Images are not part of the copy; write out the rest of the data exactly as given.

Collected data entries
----

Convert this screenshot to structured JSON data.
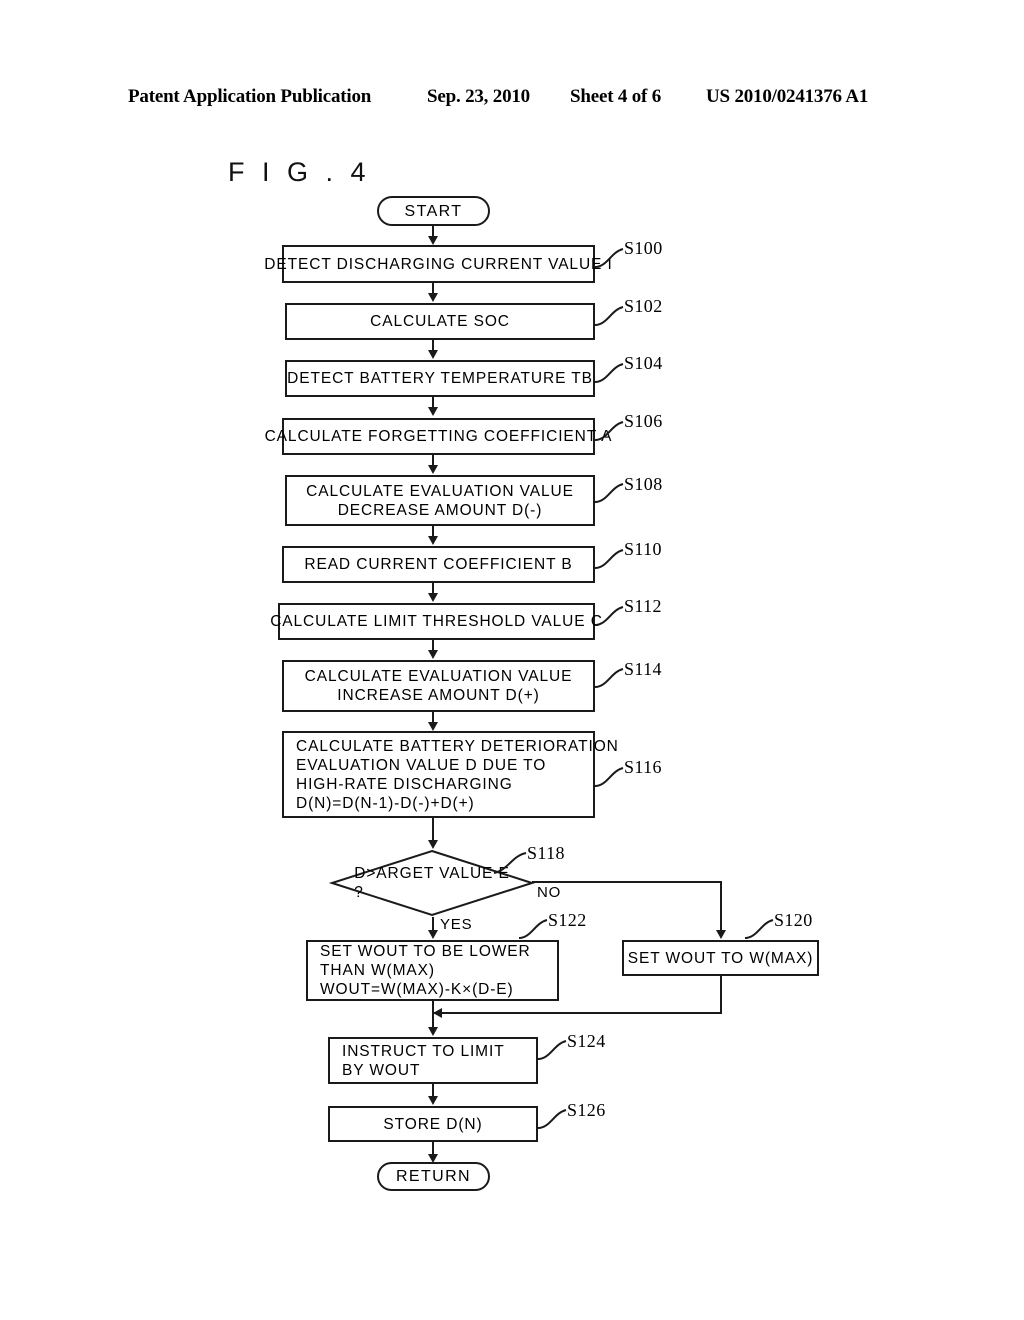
{
  "header": {
    "publication": "Patent Application Publication",
    "date": "Sep. 23, 2010",
    "sheet": "Sheet 4 of 6",
    "publication_number": "US 2010/0241376 A1"
  },
  "figure": {
    "title": "F I G .  4"
  },
  "flowchart": {
    "start_label": "START",
    "return_label": "RETURN",
    "branch_yes": "YES",
    "branch_no": "NO",
    "steps": [
      {
        "ref": "S100",
        "text": "DETECT DISCHARGING CURRENT VALUE I"
      },
      {
        "ref": "S102",
        "text": "CALCULATE SOC"
      },
      {
        "ref": "S104",
        "text": "DETECT BATTERY TEMPERATURE TB"
      },
      {
        "ref": "S106",
        "text": "CALCULATE FORGETTING COEFFICIENT A"
      },
      {
        "ref": "S108",
        "text": "CALCULATE EVALUATION VALUE\nDECREASE AMOUNT D(-)"
      },
      {
        "ref": "S110",
        "text": "READ CURRENT COEFFICIENT B"
      },
      {
        "ref": "S112",
        "text": "CALCULATE LIMIT THRESHOLD VALUE C"
      },
      {
        "ref": "S114",
        "text": "CALCULATE EVALUATION VALUE\nINCREASE AMOUNT D(+)"
      },
      {
        "ref": "S116",
        "text": "CALCULATE BATTERY DETERIORATION\nEVALUATION VALUE D DUE TO\nHIGH-RATE DISCHARGING\nD(N)=D(N-1)-D(-)+D(+)"
      },
      {
        "ref": "S118",
        "text": "D>ARGET VALUE E\n?"
      },
      {
        "ref": "S120",
        "text": "SET WOUT TO W(MAX)"
      },
      {
        "ref": "S122",
        "text": "SET WOUT TO BE LOWER\nTHAN W(MAX)\nWOUT=W(MAX)-K×(D-E)"
      },
      {
        "ref": "S124",
        "text": "INSTRUCT TO LIMIT\nBY WOUT"
      },
      {
        "ref": "S126",
        "text": "STORE D(N)"
      }
    ]
  },
  "colors": {
    "ink": "#1a1a1a",
    "paper": "#ffffff"
  }
}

----

→ Reply
Convert this screenshot to structured JSON data.
{
  "header": {
    "publication": "Patent Application Publication",
    "date": "Sep. 23, 2010",
    "sheet": "Sheet 4 of 6",
    "publication_number": "US 2010/0241376 A1"
  },
  "figure": {
    "title": "F I G .  4"
  },
  "flowchart": {
    "start_label": "START",
    "return_label": "RETURN",
    "branch_yes": "YES",
    "branch_no": "NO",
    "steps": [
      {
        "ref": "S100",
        "text": "DETECT DISCHARGING CURRENT VALUE I"
      },
      {
        "ref": "S102",
        "text": "CALCULATE SOC"
      },
      {
        "ref": "S104",
        "text": "DETECT BATTERY TEMPERATURE TB"
      },
      {
        "ref": "S106",
        "text": "CALCULATE FORGETTING COEFFICIENT A"
      },
      {
        "ref": "S108",
        "text": "CALCULATE EVALUATION VALUE\nDECREASE AMOUNT D(-)"
      },
      {
        "ref": "S110",
        "text": "READ CURRENT COEFFICIENT B"
      },
      {
        "ref": "S112",
        "text": "CALCULATE LIMIT THRESHOLD VALUE C"
      },
      {
        "ref": "S114",
        "text": "CALCULATE EVALUATION VALUE\nINCREASE AMOUNT D(+)"
      },
      {
        "ref": "S116",
        "text": "CALCULATE BATTERY DETERIORATION\nEVALUATION VALUE D DUE TO\nHIGH-RATE DISCHARGING\nD(N)=D(N-1)-D(-)+D(+)"
      },
      {
        "ref": "S118",
        "text": "D>ARGET VALUE E\n?"
      },
      {
        "ref": "S120",
        "text": "SET WOUT TO W(MAX)"
      },
      {
        "ref": "S122",
        "text": "SET WOUT TO BE LOWER\nTHAN W(MAX)\nWOUT=W(MAX)-K×(D-E)"
      },
      {
        "ref": "S124",
        "text": "INSTRUCT TO LIMIT\nBY WOUT"
      },
      {
        "ref": "S126",
        "text": "STORE D(N)"
      }
    ]
  },
  "colors": {
    "ink": "#1a1a1a",
    "paper": "#ffffff"
  }
}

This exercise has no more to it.